#### [TASK BRIEF]
Print all of the lines exactly. Any picture among them stays out.

#### [MATERIALS PROVIDED]
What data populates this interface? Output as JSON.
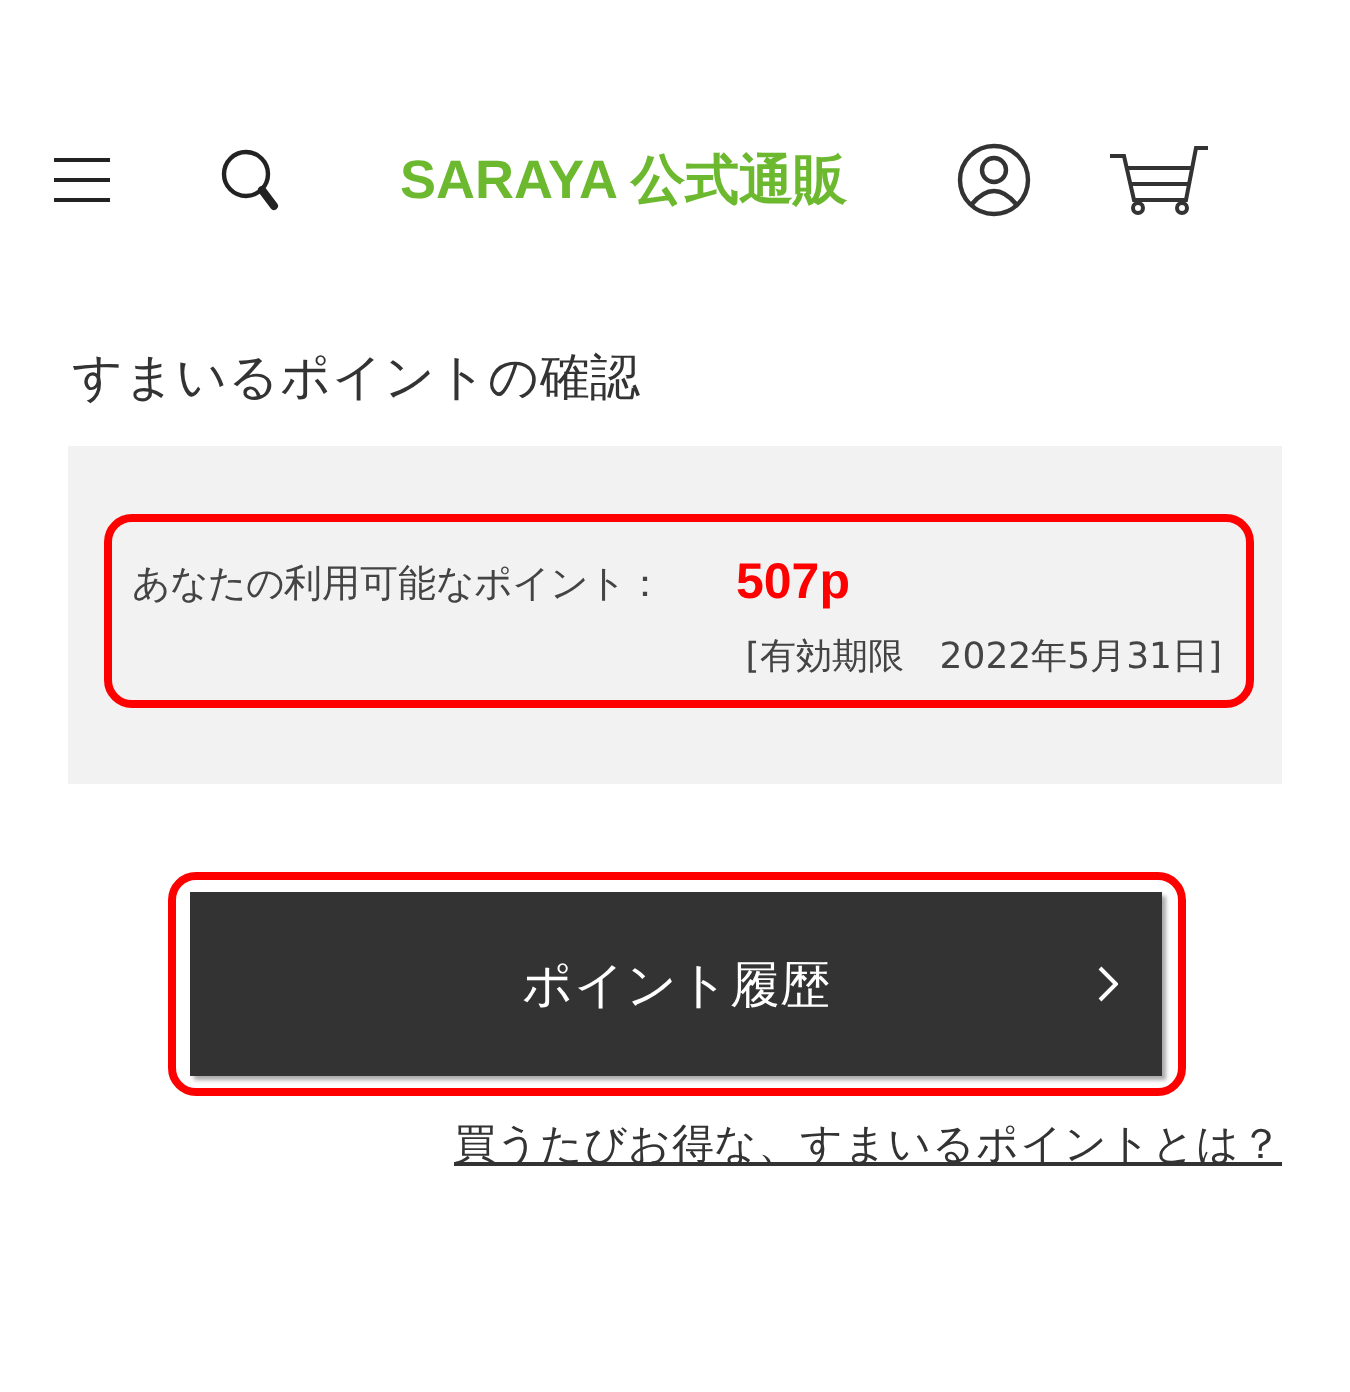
{
  "header": {
    "logo": {
      "brand": "SARAYA",
      "suffix": "公式通販"
    }
  },
  "page_title": "すまいるポイントの確認",
  "points_panel": {
    "label": "あなたの利用可能なポイント：",
    "points": "507p",
    "expiry": "[有効期限　2022年5月31日]",
    "highlighted": true
  },
  "history_button": {
    "label": "ポイント履歴",
    "highlighted": true
  },
  "info_link": "買うたびお得な、すまいるポイントとは？"
}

#### [WRITTEN ANSWER]
What data populates this interface? Output as JSON.
{
  "header": {
    "logo": {
      "brand": "SARAYA",
      "suffix": "公式通販"
    }
  },
  "page_title": "すまいるポイントの確認",
  "points_panel": {
    "label": "あなたの利用可能なポイント：",
    "points": "507p",
    "expiry": "[有効期限　2022年5月31日]",
    "highlighted": true
  },
  "history_button": {
    "label": "ポイント履歴",
    "highlighted": true
  },
  "info_link": "買うたびお得な、すまいるポイントとは？"
}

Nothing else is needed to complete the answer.